## [To do]
Show all lines from the listing below that contain "grid".

[start Supplied entries]

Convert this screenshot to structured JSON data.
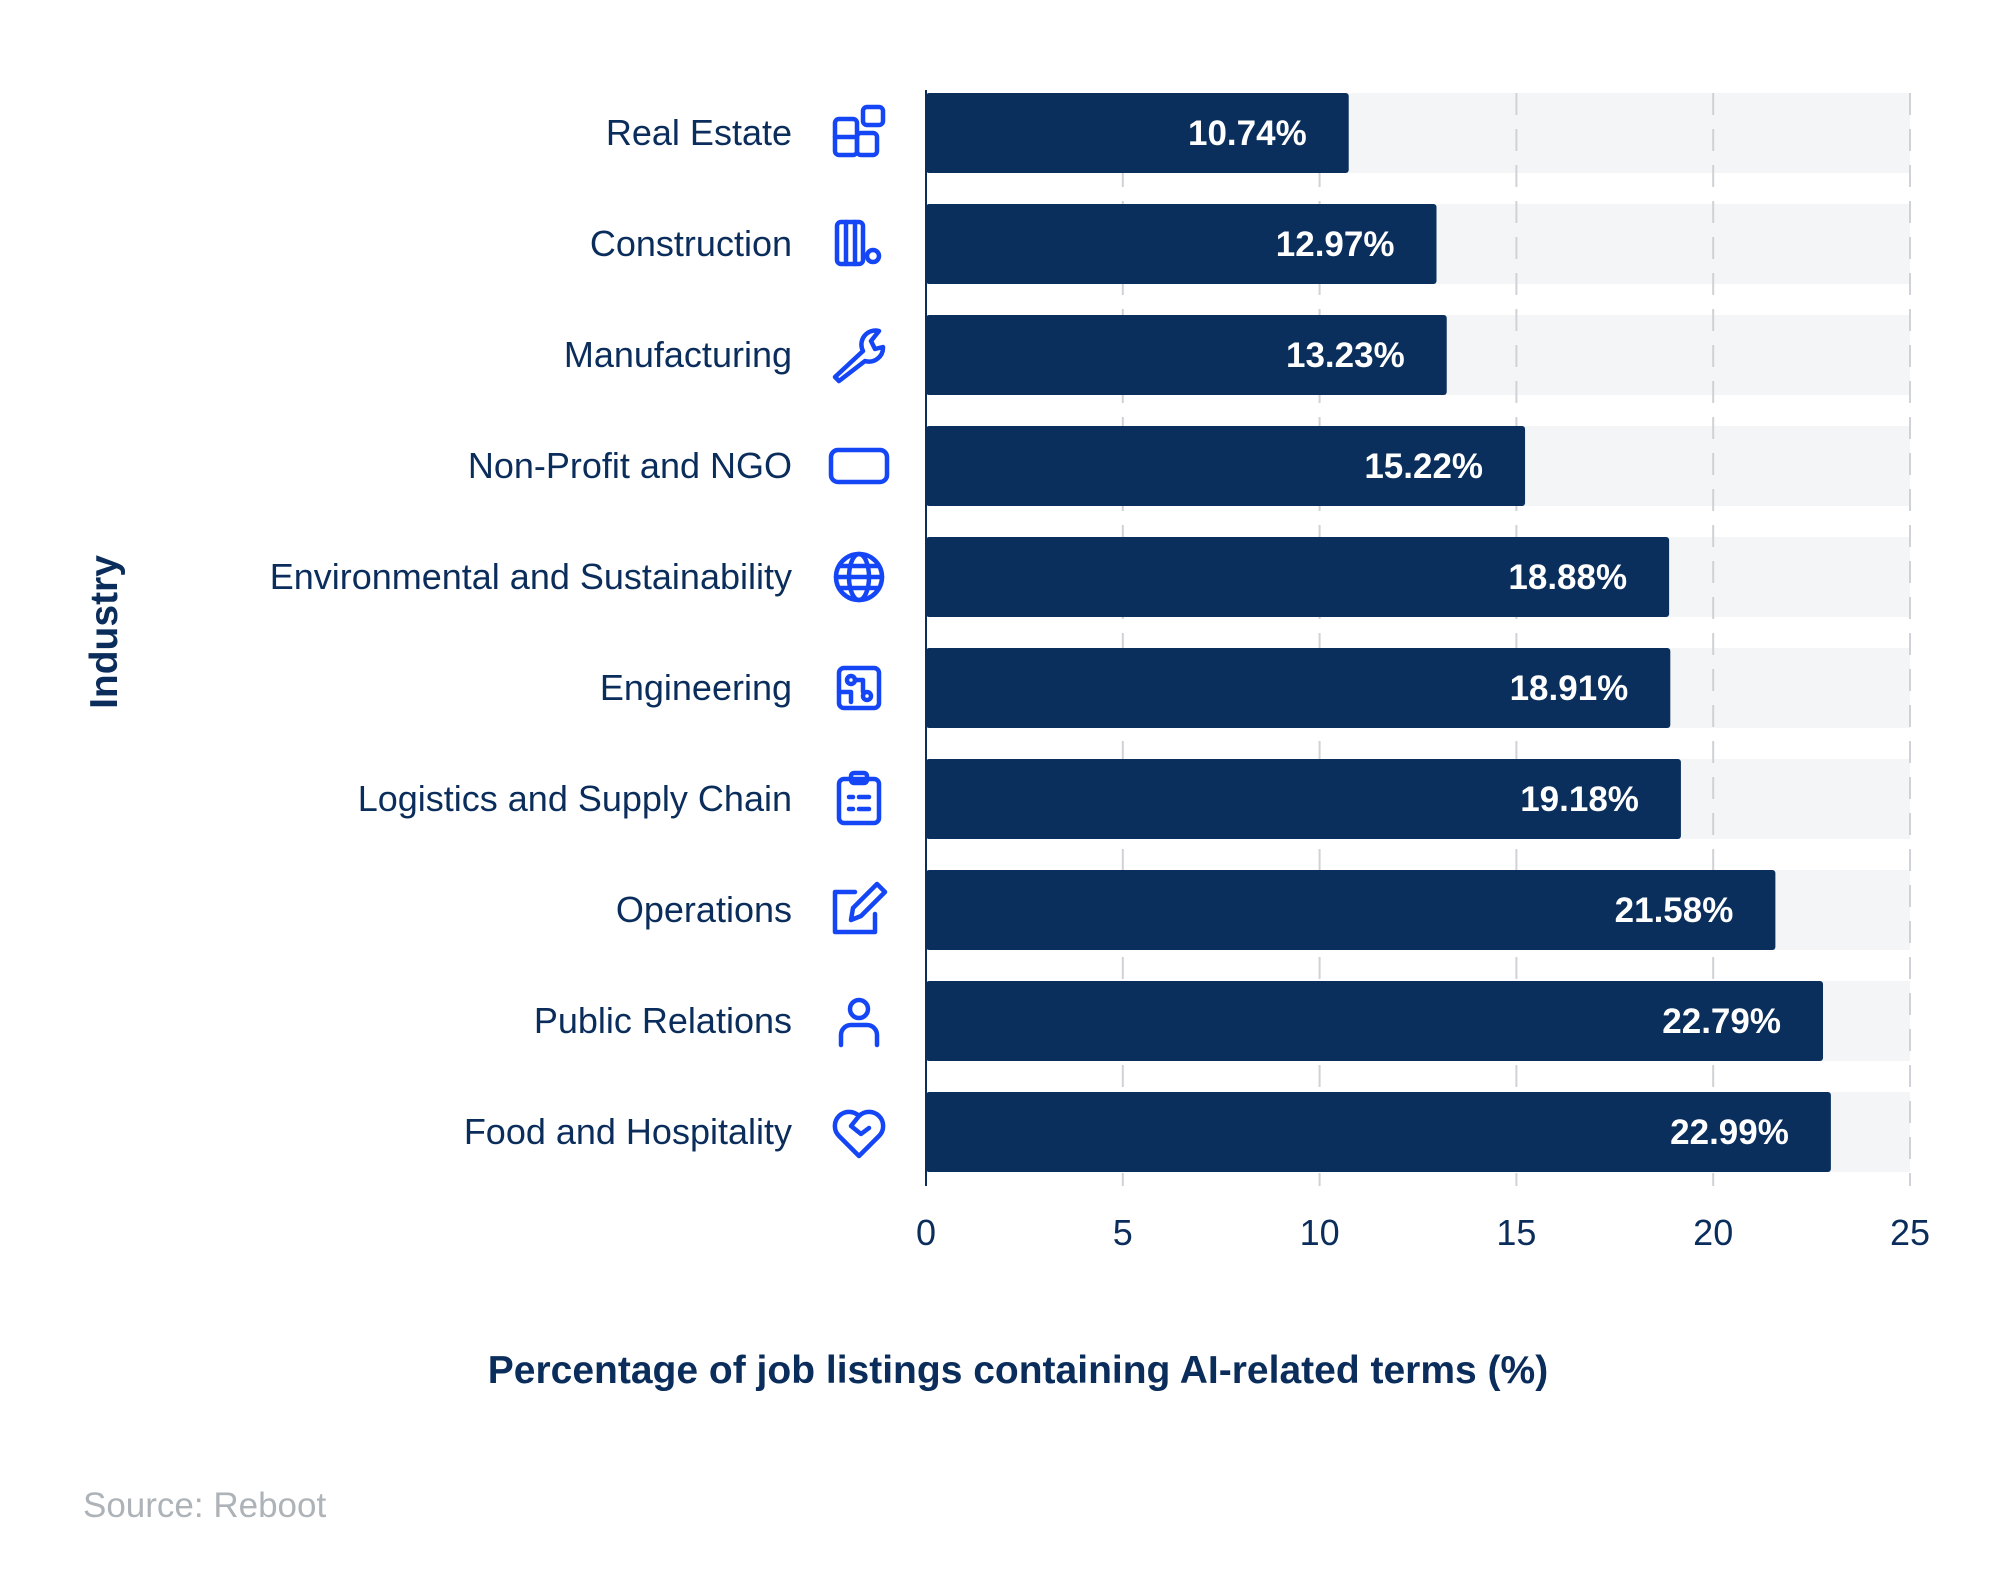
{
  "chart_data": {
    "type": "bar",
    "orientation": "horizontal",
    "categories": [
      "Real Estate",
      "Construction",
      "Manufacturing",
      "Non-Profit and NGO",
      "Environmental and Sustainability",
      "Engineering",
      "Logistics and Supply Chain",
      "Operations",
      "Public Relations",
      "Food and Hospitality"
    ],
    "values": [
      10.74,
      12.97,
      13.23,
      15.22,
      18.88,
      18.91,
      19.18,
      21.58,
      22.79,
      22.99
    ],
    "data_labels": [
      "10.74%",
      "12.97%",
      "13.23%",
      "15.22%",
      "18.88%",
      "18.91%",
      "19.18%",
      "21.58%",
      "22.79%",
      "22.99%"
    ],
    "icons": [
      "buildings-icon",
      "construction-icon",
      "wrench-icon",
      "rectangle-icon",
      "globe-icon",
      "circuit-icon",
      "clipboard-list-icon",
      "pencil-square-icon",
      "person-icon",
      "heart-handshake-icon"
    ],
    "xlabel": "Percentage of job listings containing AI-related terms (%)",
    "ylabel": "Industry",
    "xlim": [
      0,
      25
    ],
    "xticks": [
      "0",
      "5",
      "10",
      "15",
      "20",
      "25"
    ],
    "grid": true,
    "colors": {
      "bar": "#0a2f5c",
      "track": "#f4f5f7",
      "icon": "#1446f5",
      "text": "#0b2d5b",
      "source": "#aeb3b8"
    }
  },
  "source": "Source: Reboot"
}
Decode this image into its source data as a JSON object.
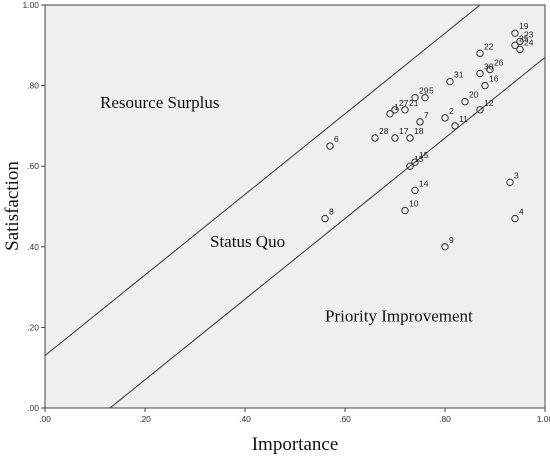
{
  "chart_data": {
    "type": "scatter",
    "title": "",
    "xlabel": "Importance",
    "ylabel": "Satisfaction",
    "xlim": [
      0,
      1
    ],
    "ylim": [
      0,
      1
    ],
    "x_ticks": [
      ".00",
      ".20",
      ".40",
      ".60",
      ".80",
      "1.00"
    ],
    "y_ticks": [
      ".00",
      ".20",
      ".40",
      ".60",
      ".80",
      "1.00"
    ],
    "grid": false,
    "background": "#efefef",
    "marker_color": "#333333",
    "points": [
      {
        "label": "1",
        "x": 0.69,
        "y": 0.73
      },
      {
        "label": "2",
        "x": 0.8,
        "y": 0.72
      },
      {
        "label": "3",
        "x": 0.93,
        "y": 0.56
      },
      {
        "label": "4",
        "x": 0.94,
        "y": 0.47
      },
      {
        "label": "5",
        "x": 0.76,
        "y": 0.77
      },
      {
        "label": "6",
        "x": 0.57,
        "y": 0.65
      },
      {
        "label": "7",
        "x": 0.75,
        "y": 0.71
      },
      {
        "label": "8",
        "x": 0.56,
        "y": 0.47
      },
      {
        "label": "9",
        "x": 0.8,
        "y": 0.4
      },
      {
        "label": "10",
        "x": 0.72,
        "y": 0.49
      },
      {
        "label": "11",
        "x": 0.82,
        "y": 0.7
      },
      {
        "label": "12",
        "x": 0.87,
        "y": 0.74
      },
      {
        "label": "13",
        "x": 0.73,
        "y": 0.6
      },
      {
        "label": "14",
        "x": 0.74,
        "y": 0.54
      },
      {
        "label": "15",
        "x": 0.74,
        "y": 0.61
      },
      {
        "label": "16",
        "x": 0.88,
        "y": 0.8
      },
      {
        "label": "17",
        "x": 0.7,
        "y": 0.67
      },
      {
        "label": "18",
        "x": 0.73,
        "y": 0.67
      },
      {
        "label": "19",
        "x": 0.94,
        "y": 0.93
      },
      {
        "label": "20",
        "x": 0.84,
        "y": 0.76
      },
      {
        "label": "21",
        "x": 0.72,
        "y": 0.74
      },
      {
        "label": "22",
        "x": 0.87,
        "y": 0.88
      },
      {
        "label": "23",
        "x": 0.95,
        "y": 0.91
      },
      {
        "label": "24",
        "x": 0.95,
        "y": 0.89
      },
      {
        "label": "25",
        "x": 0.94,
        "y": 0.9
      },
      {
        "label": "26",
        "x": 0.89,
        "y": 0.84
      },
      {
        "label": "27",
        "x": 0.7,
        "y": 0.74
      },
      {
        "label": "28",
        "x": 0.66,
        "y": 0.67
      },
      {
        "label": "29",
        "x": 0.74,
        "y": 0.77
      },
      {
        "label": "30",
        "x": 0.87,
        "y": 0.83
      },
      {
        "label": "31",
        "x": 0.81,
        "y": 0.81
      }
    ],
    "reference_lines": [
      {
        "slope": 1,
        "intercept": 0.13
      },
      {
        "slope": 1,
        "intercept": -0.13
      }
    ],
    "regions": [
      {
        "text": "Resource Surplus",
        "x": 0.11,
        "y": 0.745
      },
      {
        "text": "Status Quo",
        "x": 0.33,
        "y": 0.4
      },
      {
        "text": "Priority Improvement",
        "x": 0.56,
        "y": 0.215
      }
    ]
  }
}
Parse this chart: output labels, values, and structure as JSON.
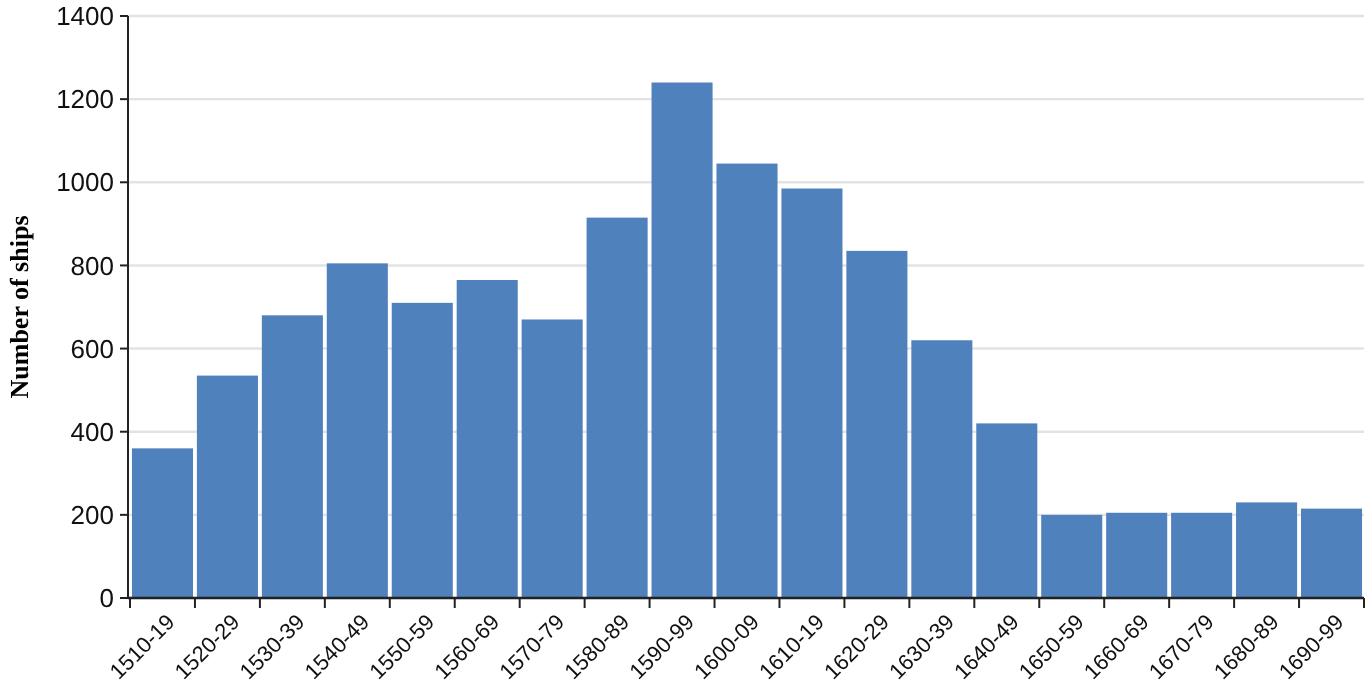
{
  "chart_data": {
    "type": "bar",
    "ylabel": "Number of ships",
    "categories": [
      "1510-19",
      "1520-29",
      "1530-39",
      "1540-49",
      "1550-59",
      "1560-69",
      "1570-79",
      "1580-89",
      "1590-99",
      "1600-09",
      "1610-19",
      "1620-29",
      "1630-39",
      "1640-49",
      "1650-59",
      "1660-69",
      "1670-79",
      "1680-89",
      "1690-99"
    ],
    "values": [
      360,
      535,
      680,
      805,
      710,
      765,
      670,
      915,
      1240,
      1045,
      985,
      835,
      620,
      420,
      200,
      205,
      205,
      230,
      215
    ],
    "color": "#4f81bd",
    "ylim": [
      0,
      1400
    ],
    "yticks": [
      0,
      200,
      400,
      600,
      800,
      1000,
      1200,
      1400
    ],
    "grid": "y"
  }
}
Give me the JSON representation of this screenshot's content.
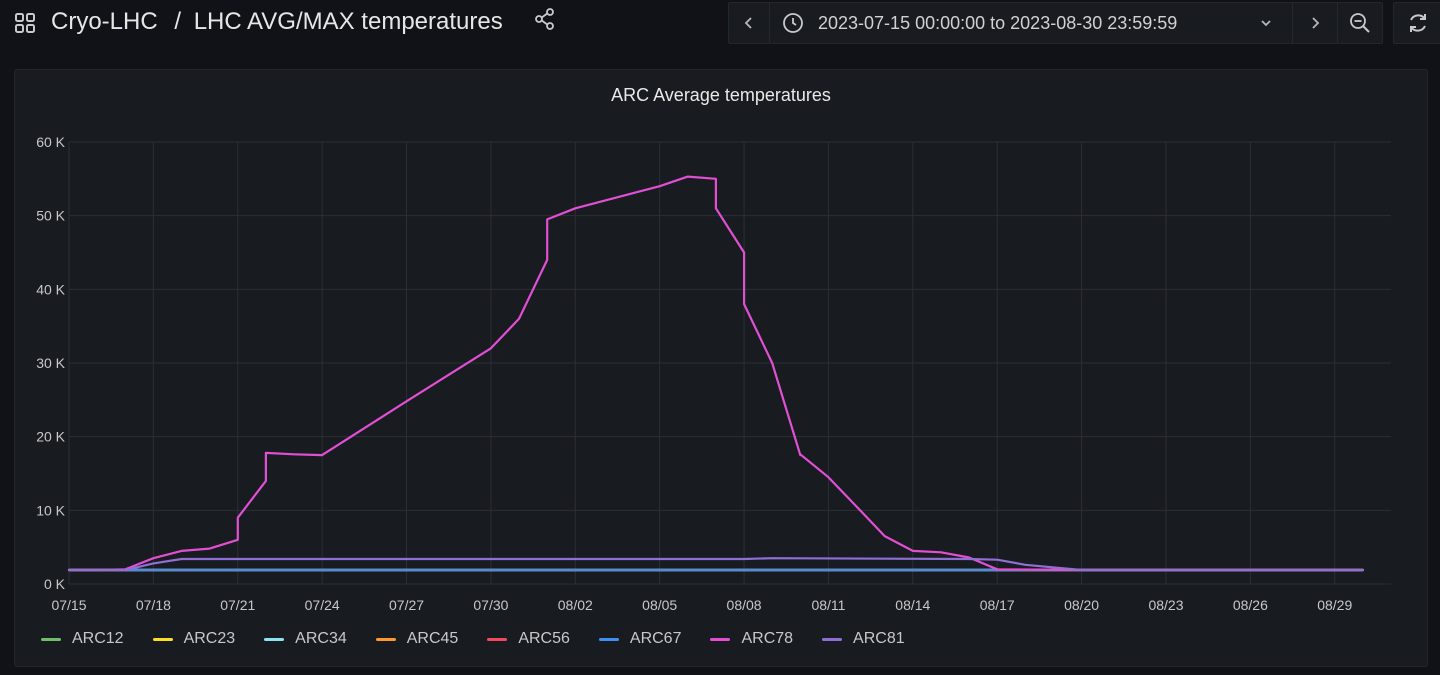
{
  "header": {
    "folder": "Cryo-LHC",
    "separator": "/",
    "title": "LHC AVG/MAX temperatures",
    "time_range": "2023-07-15 00:00:00 to 2023-08-30 23:59:59",
    "icons": [
      "apps-icon",
      "share-icon",
      "chevron-left-icon",
      "clock-icon",
      "chevron-down-icon",
      "chevron-right-icon",
      "zoom-out-icon",
      "refresh-icon"
    ]
  },
  "panel": {
    "title": "ARC Average temperatures"
  },
  "colors": {
    "ARC12": "#73bf69",
    "ARC23": "#fade2a",
    "ARC34": "#8ae5f1",
    "ARC45": "#ff9830",
    "ARC56": "#f2495c",
    "ARC67": "#3f8ff5",
    "ARC78": "#e14fd4",
    "ARC81": "#8f6fd6"
  },
  "chart_data": {
    "type": "line",
    "title": "ARC Average temperatures",
    "x_start": "2023-07-15",
    "x_end": "2023-08-31",
    "x_ticks": [
      "07/15",
      "07/18",
      "07/21",
      "07/24",
      "07/27",
      "07/30",
      "08/02",
      "08/05",
      "08/08",
      "08/11",
      "08/14",
      "08/17",
      "08/20",
      "08/23",
      "08/26",
      "08/29"
    ],
    "y_ticks": [
      "0 K",
      "10 K",
      "20 K",
      "30 K",
      "40 K",
      "50 K",
      "60 K"
    ],
    "ylim": [
      0,
      60000
    ],
    "y_unit": "K",
    "grid": true,
    "legend_position": "bottom-left",
    "series": [
      {
        "name": "ARC12",
        "x": [
          "2023-07-15",
          "2023-08-30"
        ],
        "y": [
          1900,
          1900
        ]
      },
      {
        "name": "ARC23",
        "x": [
          "2023-07-15",
          "2023-08-30"
        ],
        "y": [
          1900,
          1900
        ]
      },
      {
        "name": "ARC34",
        "x": [
          "2023-07-15",
          "2023-08-30"
        ],
        "y": [
          1900,
          1900
        ]
      },
      {
        "name": "ARC45",
        "x": [
          "2023-07-15",
          "2023-08-30"
        ],
        "y": [
          1900,
          1900
        ]
      },
      {
        "name": "ARC56",
        "x": [
          "2023-07-15",
          "2023-08-30"
        ],
        "y": [
          1900,
          1900
        ]
      },
      {
        "name": "ARC67",
        "x": [
          "2023-07-15",
          "2023-08-16",
          "2023-08-17",
          "2023-08-30"
        ],
        "y": [
          1900,
          1900,
          1900,
          1900
        ]
      },
      {
        "name": "ARC78",
        "x": [
          "2023-07-15",
          "2023-07-16",
          "2023-07-17",
          "2023-07-18",
          "2023-07-19",
          "2023-07-20",
          "2023-07-21",
          "2023-07-21",
          "2023-07-22",
          "2023-07-22",
          "2023-07-23",
          "2023-07-24",
          "2023-07-27",
          "2023-07-30",
          "2023-07-31",
          "2023-08-01",
          "2023-08-01",
          "2023-08-02",
          "2023-08-05",
          "2023-08-06",
          "2023-08-07",
          "2023-08-07",
          "2023-08-08",
          "2023-08-08",
          "2023-08-09",
          "2023-08-10",
          "2023-08-10",
          "2023-08-11",
          "2023-08-12",
          "2023-08-13",
          "2023-08-14",
          "2023-08-15",
          "2023-08-16",
          "2023-08-17",
          "2023-08-20",
          "2023-08-30"
        ],
        "y": [
          1900,
          1900,
          2000,
          3500,
          4500,
          4800,
          6000,
          9000,
          14000,
          17800,
          17600,
          17500,
          24800,
          32000,
          36000,
          44000,
          49500,
          51000,
          54000,
          55300,
          55000,
          51000,
          45000,
          38000,
          30000,
          17500,
          17600,
          14500,
          10500,
          6500,
          4500,
          4300,
          3600,
          2000,
          1900,
          1900
        ]
      },
      {
        "name": "ARC81",
        "x": [
          "2023-07-15",
          "2023-07-17",
          "2023-07-18",
          "2023-07-19",
          "2023-08-08",
          "2023-08-09",
          "2023-08-16",
          "2023-08-17",
          "2023-08-18",
          "2023-08-20",
          "2023-08-30"
        ],
        "y": [
          1900,
          1900,
          2800,
          3400,
          3400,
          3500,
          3400,
          3300,
          2600,
          1900,
          1900
        ]
      }
    ]
  }
}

[end Supplied entries]

## [Response for this exercise]
    "grid": true,
    "grid": false,
    "grid": "y"
    "grid": true,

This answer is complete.